→ **Task inputs**:

"""

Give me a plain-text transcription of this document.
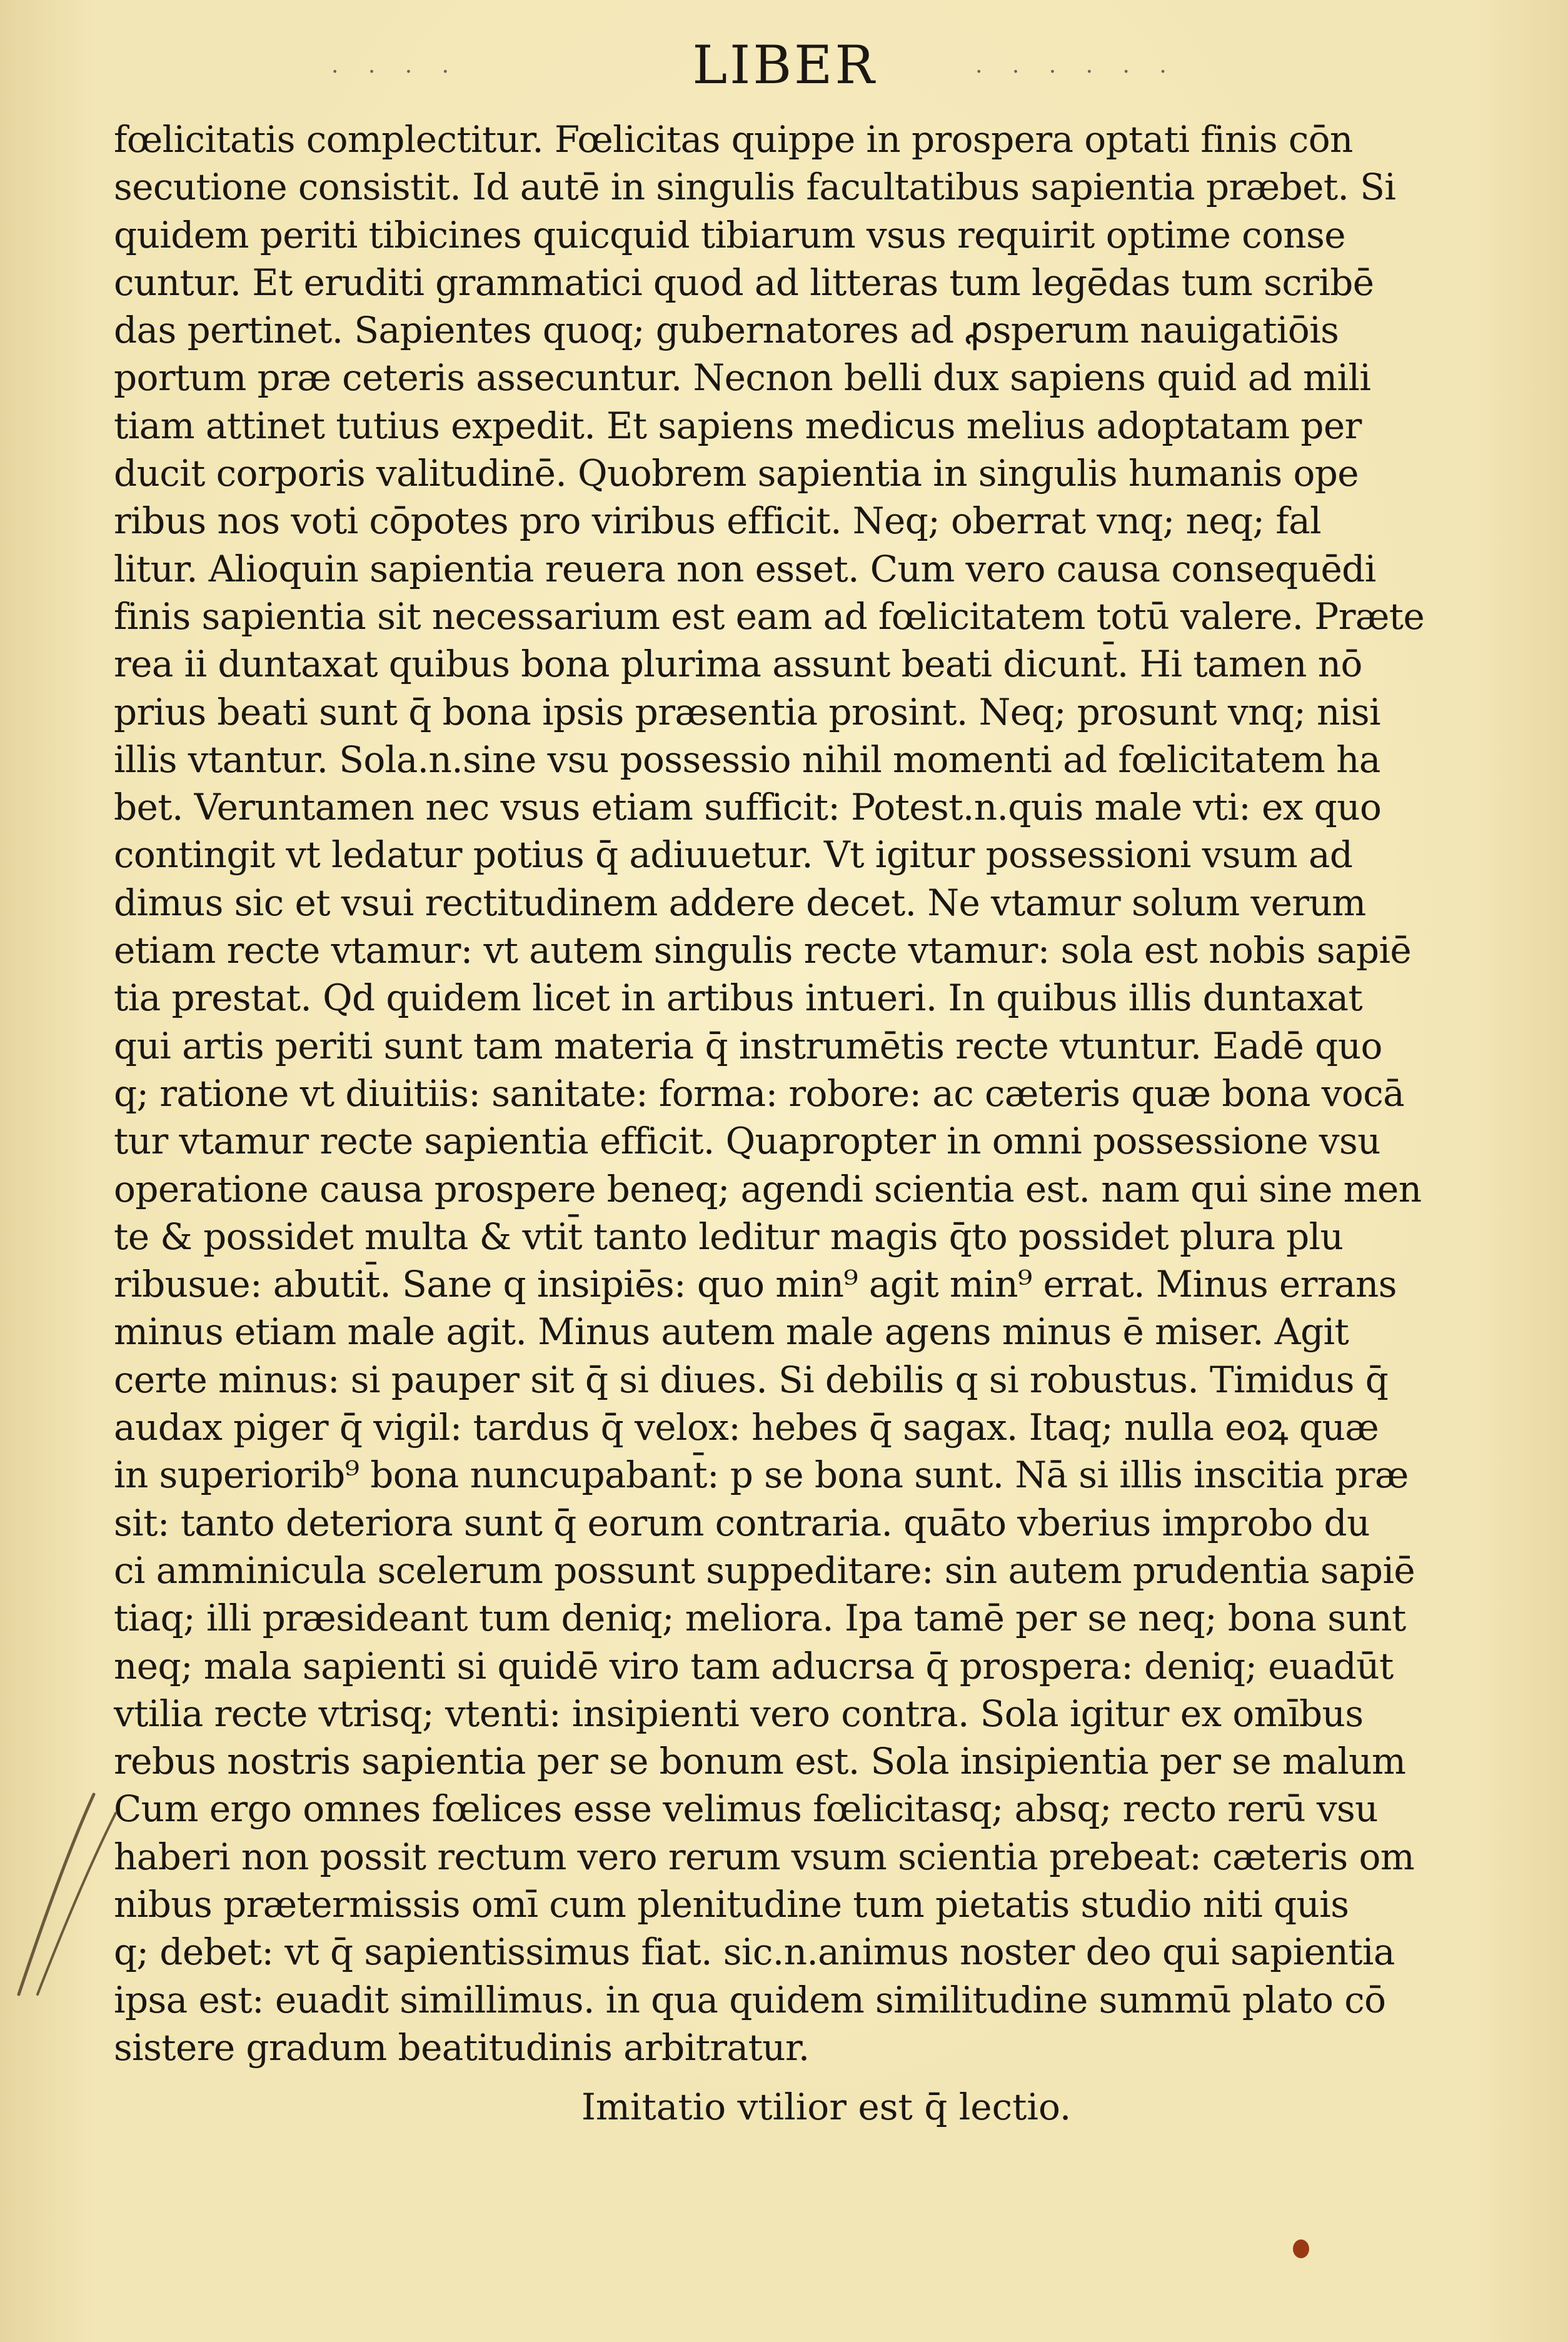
· · · ·	LIBER	· · · · · ·
fœlicitatis complectitur. Fœlicitas quippe in prospera optati finis cōn
secutione consistit. Id autē in singulis facultatibus sapientia præbet. Si
quidem periti tibicines quicquid tibiarum vsus requirit optime conse
cuntur. Et eruditi grammatici quod ad litteras tum legēdas tum scribē
das pertinet. Sapientes quoq; gubernatores ad ꝓsperum nauigatiōis
portum præ ceteris assecuntur. Necnon belli dux sapiens quid ad mili
tiam attinet tutius expedit. Et sapiens medicus melius adoptatam per
ducit corporis valitudinē. Quobrem sapientia in singulis humanis ope
ribus nos voti cōpotes pro viribus efficit. Neq; oberrat vnq; neq; fal
litur. Alioquin sapientia reuera non esset. Cum vero causa consequēdi
finis sapientia sit necessarium est eam ad fœlicitatem totū valere. Præte
rea ii duntaxat quibus bona plurima assunt beati dicunt̄. Hi tamen nō
prius beati sunt q̄ bona ipsis præsentia prosint. Neq; prosunt vnq; nisi
illis vtantur. Sola.n.sine vsu possessio nihil momenti ad fœlicitatem ha
bet. Veruntamen nec vsus etiam sufficit: Potest.n.quis male vti: ex quo
contingit vt ledatur potius q̄ adiuuetur. Vt igitur possessioni vsum ad
dimus sic et vsui rectitudinem addere decet. Ne vtamur solum verum
etiam recte vtamur: vt autem singulis recte vtamur: sola est nobis sapiē
tia prestat. Qd quidem licet in artibus intueri. In quibus illis duntaxat
qui artis periti sunt tam materia q̄ instrumētis recte vtuntur. Eadē quo
q; ratione vt diuitiis: sanitate: forma: robore: ac cæteris quæ bona vocā
tur vtamur recte sapientia efficit. Quapropter in omni possessione vsu
operatione causa prospere beneq; agendi scientia est. nam qui sine men
te & possidet multa & vtit̄ tanto leditur magis q̄to possidet plura plu
ribusue: abutit̄. Sane q insipiēs: quo min⁹ agit min⁹ errat. Minus errans
minus etiam male agit. Minus autem male agens minus ē miser. Agit
certe minus: si pauper sit q̄ si diues. Si debilis q si robustus. Timidus q̄
audax piger q̄ vigil: tardus q̄ velox: hebes q̄ sagax. Itaq; nulla eoꝝ quæ
in superiorib⁹ bona nuncupabant̄: p se bona sunt. Nā si illis inscitia præ
sit: tanto deteriora sunt q̄ eorum contraria. quāto vberius improbo du
ci amminicula scelerum possunt suppeditare: sin autem prudentia sapiē
tiaq; illi præsideant tum deniq; meliora. Ipa tamē per se neq; bona sunt
neq; mala sapienti si quidē viro tam aducrsa q̄ prospera: deniq; euadūt
vtilia recte vtrisq; vtenti: insipienti vero contra. Sola igitur ex omībus
rebus nostris sapientia per se bonum est. Sola insipientia per se malum
Cum ergo omnes fœlices esse velimus fœlicitasq; absq; recto rerū vsu
haberi non possit rectum vero rerum vsum scientia prebeat: cæteris om
nibus prætermissis omī cum plenitudine tum pietatis studio niti quis
q; debet: vt q̄ sapientissimus fiat. sic.n.animus noster deo qui sapientia
ipsa est: euadit simillimus. in qua quidem similitudine summū plato cō
sistere gradum beatitudinis arbitratur.
Imitatio vtilior est q̄ lectio.
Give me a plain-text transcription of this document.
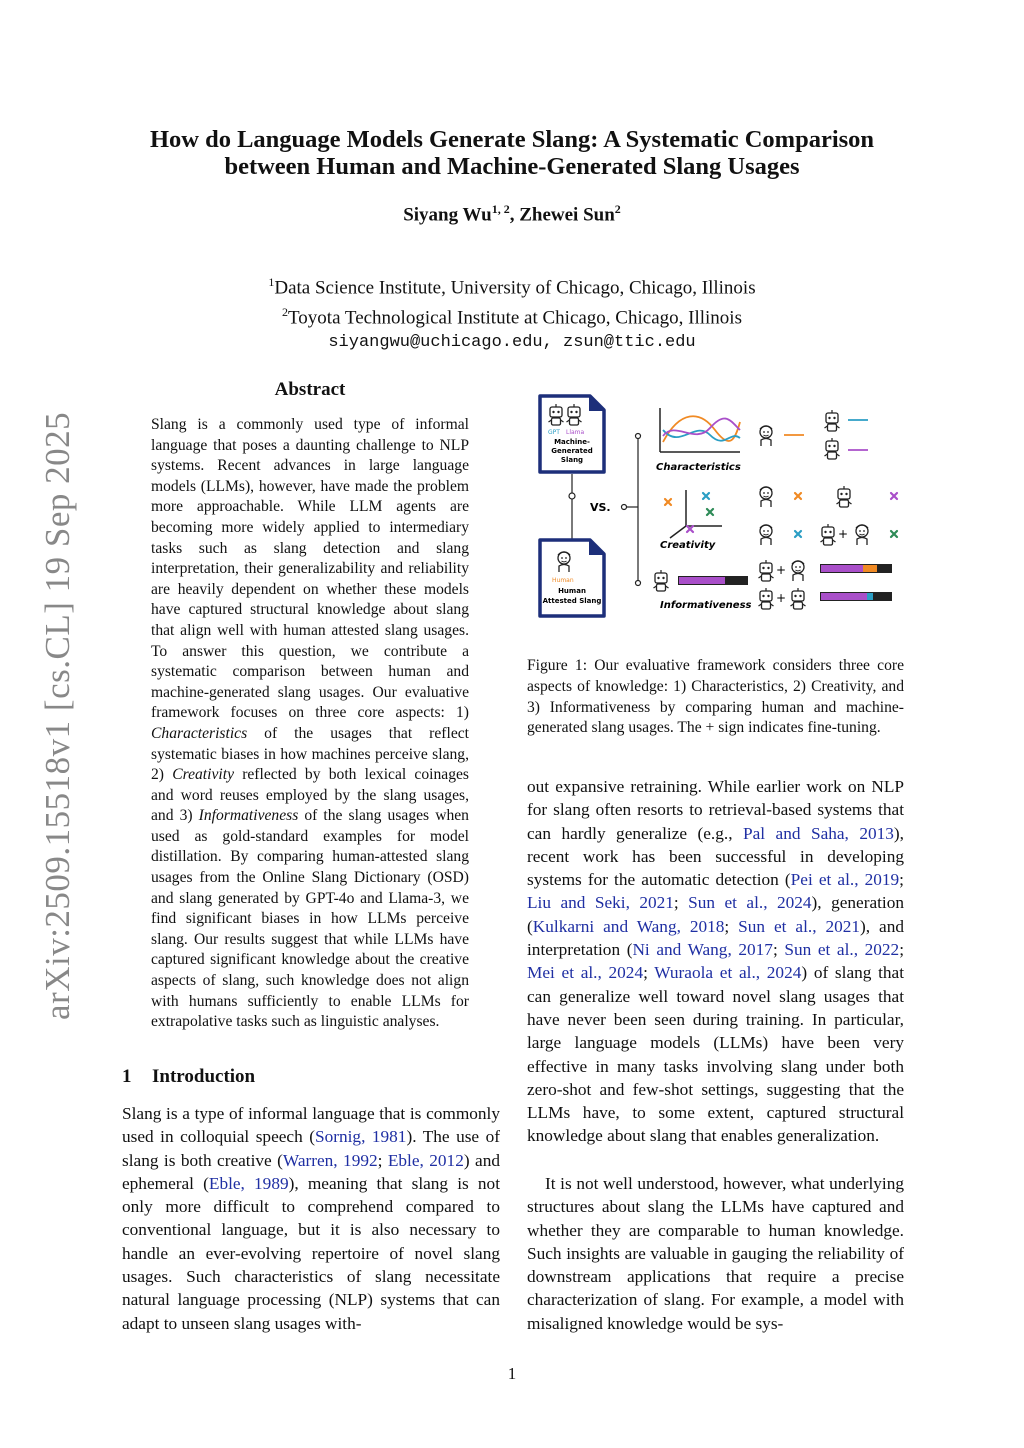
arXiv:2509.15518v1 [cs.CL] 19 Sep 2025
How do Language Models Generate Slang: A Systematic Comparison
between Human and Machine-Generated Slang Usages
Siyang Wu$^{1, 2}$, Zhewei Sun$^2$
$^1$Data Science Institute, University of Chicago, Chicago, Illinois
$^2$Toyota Technological Institute at Chicago, Chicago, Illinois
siyangwu@uchicago.edu, zsun@ttic.edu
Abstract

Slang is a commonly used type of informal language that poses a daunting challenge to NLP systems. Recent advances in large language models (LLMs), however, have made the problem more approachable. While LLM agents are becoming more widely applied to intermediary tasks such as slang detection and slang interpretation, their generalizability and reliability are heavily dependent on whether these models have captured structural knowledge about slang that align well with human attested slang usages. To answer this question, we contribute a systematic comparison between human and machine-generated slang usages. Our evaluative framework focuses on three core aspects: 1) Characteristics of the usages that reflect systematic biases in how machines perceive slang, 2) Creativity reflected by both lexical coinages and word reuses employed by the slang usages, and 3) Informativeness of the slang usages when used as gold-standard examples for model distillation. By comparing human-attested slang usages from the Online Slang Dictionary (OSD) and slang generated by GPT-4o and Llama-3, we find significant biases in how LLMs perceive slang. Our results suggest that while LLMs have captured significant knowledge about the creative aspects of slang, such knowledge does not align with humans sufficiently to enable LLMs for extrapolative tasks such as linguistic analyses.

1 Introduction

Slang is a type of informal language that is commonly used in colloquial speech (Sornig, 1981). The use of slang is both creative (Warren, 1992; Eble, 2012) and ephemeral (Eble, 1989), meaning that slang is not only more difficult to comprehend compared to conventional language, but it is also necessary to handle an ever-evolving repertoire of novel slang usages. Such characteristics of slang necessitate natural language processing (NLP) systems that can adapt to unseen slang usages with-

GPT Llama
Machine-
Generated
Slang
VS.
Human
Human
Attested Slang
Characteristics
Creativity
+
Informativeness
+
+

Figure 1: Our evaluative framework considers three core aspects of knowledge: 1) Characteristics, 2) Creativity, and 3) Informativeness by comparing human and machine-generated slang usages. The + sign indicates fine-tuning.

out expansive retraining. While earlier work on NLP for slang often resorts to retrieval-based systems that can hardly generalize (e.g., Pal and Saha, 2013), recent work has been successful in developing systems for the automatic detection (Pei et al., 2019; Liu and Seki, 2021; Sun et al., 2024), generation (Kulkarni and Wang, 2018; Sun et al., 2021), and interpretation (Ni and Wang, 2017; Sun et al., 2022; Mei et al., 2024; Wuraola et al., 2024) of slang that can generalize well toward novel slang usages that have never been seen during training. In particular, large language models (LLMs) have been very effective in many tasks involving slang under both zero-shot and few-shot settings, suggesting that the LLMs have, to some extent, captured structural knowledge about slang that enables generalization.

It is not well understood, however, what underlying structures about slang the LLMs have captured and whether they are comparable to human knowledge. Such insights are valuable in gauging the reliability of downstream applications that require a precise characterization of slang. For example, a model with misaligned knowledge would be sys-

1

"""

→ **Task directions**: Give every record back exactly as it reads, with no images.

→ **Result of this exercise**:
Give me a plain-text transcription of this document.
· · · ·	LIBER	· · · · · ·
fœlicitatis complectitur. Fœlicitas quippe in prospera optati finis cōn
secutione consistit. Id autē in singulis facultatibus sapientia præbet. Si
quidem periti tibicines quicquid tibiarum vsus requirit optime conse
cuntur. Et eruditi grammatici quod ad litteras tum legēdas tum scribē
das pertinet. Sapientes quoq; gubernatores ad ꝓsperum nauigatiōis
portum præ ceteris assecuntur. Necnon belli dux sapiens quid ad mili
tiam attinet tutius expedit. Et sapiens medicus melius adoptatam per
ducit corporis valitudinē. Quobrem sapientia in singulis humanis ope
ribus nos voti cōpotes pro viribus efficit. Neq; oberrat vnq; neq; fal
litur. Alioquin sapientia reuera non esset. Cum vero causa consequēdi
finis sapientia sit necessarium est eam ad fœlicitatem totū valere. Præte
rea ii duntaxat quibus bona plurima assunt beati dicunt̄. Hi tamen nō
prius beati sunt q̄ bona ipsis præsentia prosint. Neq; prosunt vnq; nisi
illis vtantur. Sola.n.sine vsu possessio nihil momenti ad fœlicitatem ha
bet. Veruntamen nec vsus etiam sufficit: Potest.n.quis male vti: ex quo
contingit vt ledatur potius q̄ adiuuetur. Vt igitur possessioni vsum ad
dimus sic et vsui rectitudinem addere decet. Ne vtamur solum verum
etiam recte vtamur: vt autem singulis recte vtamur: sola est nobis sapiē
tia prestat. Qd quidem licet in artibus intueri. In quibus illis duntaxat
qui artis periti sunt tam materia q̄ instrumētis recte vtuntur. Eadē quo
q; ratione vt diuitiis: sanitate: forma: robore: ac cæteris quæ bona vocā
tur vtamur recte sapientia efficit. Quapropter in omni possessione vsu
operatione causa prospere beneq; agendi scientia est. nam qui sine men
te & possidet multa & vtit̄ tanto leditur magis q̄to possidet plura plu
ribusue: abutit̄. Sane q insipiēs: quo min⁹ agit min⁹ errat. Minus errans
minus etiam male agit. Minus autem male agens minus ē miser. Agit
certe minus: si pauper sit q̄ si diues. Si debilis q si robustus. Timidus q̄
audax piger q̄ vigil: tardus q̄ velox: hebes q̄ sagax. Itaq; nulla eoꝝ quæ
in superiorib⁹ bona nuncupabant̄: p se bona sunt. Nā si illis inscitia præ
sit: tanto deteriora sunt q̄ eorum contraria. quāto vberius improbo du
ci amminicula scelerum possunt suppeditare: sin autem prudentia sapiē
tiaq; illi præsideant tum deniq; meliora. Ipa tamē per se neq; bona sunt
neq; mala sapienti si quidē viro tam aducrsa q̄ prospera: deniq; euadūt
vtilia recte vtrisq; vtenti: insipienti vero contra. Sola igitur ex omībus
rebus nostris sapientia per se bonum est. Sola insipientia per se malum
Cum ergo omnes fœlices esse velimus fœlicitasq; absq; recto rerū vsu
haberi non possit rectum vero rerum vsum scientia prebeat: cæteris om
nibus prætermissis omī cum plenitudine tum pietatis studio niti quis
q; debet: vt q̄ sapientissimus fiat. sic.n.animus noster deo qui sapientia
ipsa est: euadit simillimus. in qua quidem similitudine summū plato cō
sistere gradum beatitudinis arbitratur.
Imitatio vtilior est q̄ lectio.
Give me a plain-text transcription of this document.
arXiv:2509.15518v1 [cs.CL] 19 Sep 2025
How do Language Models Generate Slang: A Systematic Comparison
between Human and Machine-Generated Slang Usages
Siyang Wu$^{1, 2}$, Zhewei Sun$^2$
$^1$Data Science Institute, University of Chicago, Chicago, Illinois
$^2$Toyota Technological Institute at Chicago, Chicago, Illinois
siyangwu@uchicago.edu, zsun@ttic.edu
Abstract

Slang is a commonly used type of informal language that poses a daunting challenge to NLP systems. Recent advances in large language models (LLMs), however, have made the problem more approachable. While LLM agents are becoming more widely applied to intermediary tasks such as slang detection and slang interpretation, their generalizability and reliability are heavily dependent on whether these models have captured structural knowledge about slang that align well with human attested slang usages. To answer this question, we contribute a systematic comparison between human and machine-generated slang usages. Our evaluative framework focuses on three core aspects: 1) Characteristics of the usages that reflect systematic biases in how machines perceive slang, 2) Creativity reflected by both lexical coinages and word reuses employed by the slang usages, and 3) Informativeness of the slang usages when used as gold-standard examples for model distillation. By comparing human-attested slang usages from the Online Slang Dictionary (OSD) and slang generated by GPT-4o and Llama-3, we find significant biases in how LLMs perceive slang. Our results suggest that while LLMs have captured significant knowledge about the creative aspects of slang, such knowledge does not align with humans sufficiently to enable LLMs for extrapolative tasks such as linguistic analyses.

1 Introduction

Slang is a type of informal language that is commonly used in colloquial speech (Sornig, 1981). The use of slang is both creative (Warren, 1992; Eble, 2012) and ephemeral (Eble, 1989), meaning that slang is not only more difficult to comprehend compared to conventional language, but it is also necessary to handle an ever-evolving repertoire of novel slang usages. Such characteristics of slang necessitate natural language processing (NLP) systems that can adapt to unseen slang usages with-

GPT Llama
Machine-
Generated
Slang
VS.
Human
Human
Attested Slang
Characteristics
Creativity
+
Informativeness
+
+

Figure 1: Our evaluative framework considers three core aspects of knowledge: 1) Characteristics, 2) Creativity, and 3) Informativeness by comparing human and machine-generated slang usages. The + sign indicates fine-tuning.

out expansive retraining. While earlier work on NLP for slang often resorts to retrieval-based systems that can hardly generalize (e.g., Pal and Saha, 2013), recent work has been successful in developing systems for the automatic detection (Pei et al., 2019; Liu and Seki, 2021; Sun et al., 2024), generation (Kulkarni and Wang, 2018; Sun et al., 2021), and interpretation (Ni and Wang, 2017; Sun et al., 2022; Mei et al., 2024; Wuraola et al., 2024) of slang that can generalize well toward novel slang usages that have never been seen during training. In particular, large language models (LLMs) have been very effective in many tasks involving slang under both zero-shot and few-shot settings, suggesting that the LLMs have, to some extent, captured structural knowledge about slang that enables generalization.

It is not well understood, however, what underlying structures about slang the LLMs have captured and whether they are comparable to human knowledge. Such insights are valuable in gauging the reliability of downstream applications that require a precise characterization of slang. For example, a model with misaligned knowledge would be sys-

1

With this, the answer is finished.